● **Problem details**: Skip the pictures. Reproduce all other material exactly.

++++++

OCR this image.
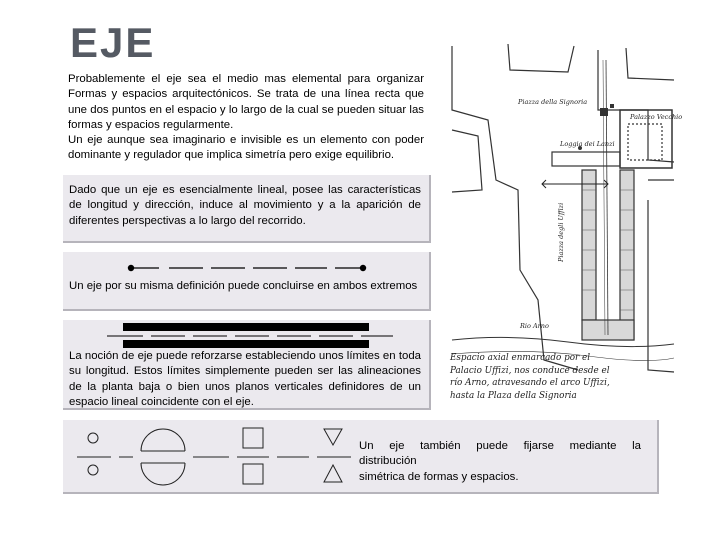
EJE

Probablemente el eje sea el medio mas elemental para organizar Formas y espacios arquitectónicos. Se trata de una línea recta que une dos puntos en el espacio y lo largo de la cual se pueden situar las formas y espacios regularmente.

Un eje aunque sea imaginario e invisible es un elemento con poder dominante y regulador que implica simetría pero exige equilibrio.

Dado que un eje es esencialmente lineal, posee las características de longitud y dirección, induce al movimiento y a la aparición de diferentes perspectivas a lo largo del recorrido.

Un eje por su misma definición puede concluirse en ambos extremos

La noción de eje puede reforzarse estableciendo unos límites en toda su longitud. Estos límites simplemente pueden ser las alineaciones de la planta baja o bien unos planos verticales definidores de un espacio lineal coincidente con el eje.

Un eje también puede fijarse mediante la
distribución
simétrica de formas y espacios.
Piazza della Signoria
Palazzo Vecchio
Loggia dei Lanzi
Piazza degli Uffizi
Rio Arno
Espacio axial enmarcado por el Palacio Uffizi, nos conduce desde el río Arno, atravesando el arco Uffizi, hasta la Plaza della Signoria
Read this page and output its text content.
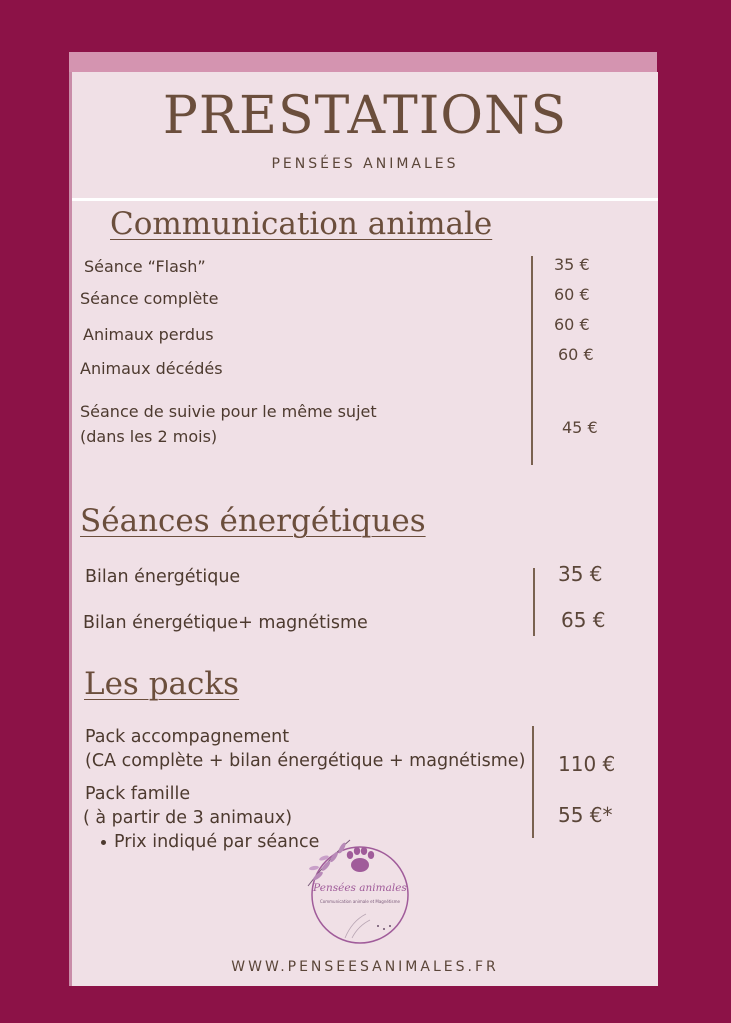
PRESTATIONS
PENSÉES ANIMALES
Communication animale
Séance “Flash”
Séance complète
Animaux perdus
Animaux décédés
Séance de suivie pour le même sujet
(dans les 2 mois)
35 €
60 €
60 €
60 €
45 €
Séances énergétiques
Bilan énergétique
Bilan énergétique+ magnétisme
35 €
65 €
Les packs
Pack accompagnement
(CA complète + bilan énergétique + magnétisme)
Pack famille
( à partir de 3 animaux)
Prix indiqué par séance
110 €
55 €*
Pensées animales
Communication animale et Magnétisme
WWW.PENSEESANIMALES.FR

++++++

● **Answer**:
OCR this image.
EJE

Probablemente el eje sea el medio mas elemental para organizar Formas y espacios arquitectónicos. Se trata de una línea recta que une dos puntos en el espacio y lo largo de la cual se pueden situar las formas y espacios regularmente.

Un eje aunque sea imaginario e invisible es un elemento con poder dominante y regulador que implica simetría pero exige equilibrio.

Dado que un eje es esencialmente lineal, posee las características de longitud y dirección, induce al movimiento y a la aparición de diferentes perspectivas a lo largo del recorrido.

Un eje por su misma definición puede concluirse en ambos extremos

La noción de eje puede reforzarse estableciendo unos límites en toda su longitud. Estos límites simplemente pueden ser las alineaciones de la planta baja o bien unos planos verticales definidores de un espacio lineal coincidente con el eje.

Un eje también puede fijarse mediante la
distribución
simétrica de formas y espacios.
Piazza della Signoria
Palazzo Vecchio
Loggia dei Lanzi
Piazza degli Uffizi
Rio Arno
Espacio axial enmarcado por el Palacio Uffizi, nos conduce desde el río Arno, atravesando el arco Uffizi, hasta la Plaza della Signoria
Read this page and output its text content.
PRESTATIONS
PENSÉES ANIMALES
Communication animale
Séance “Flash”
Séance complète
Animaux perdus
Animaux décédés
Séance de suivie pour le même sujet
(dans les 2 mois)
35 €
60 €
60 €
60 €
45 €
Séances énergétiques
Bilan énergétique
Bilan énergétique+ magnétisme
35 €
65 €
Les packs
Pack accompagnement
(CA complète + bilan énergétique + magnétisme)
Pack famille
( à partir de 3 animaux)
Prix indiqué par séance
110 €
55 €*
Pensées animales
Communication animale et Magnétisme
WWW.PENSEESANIMALES.FR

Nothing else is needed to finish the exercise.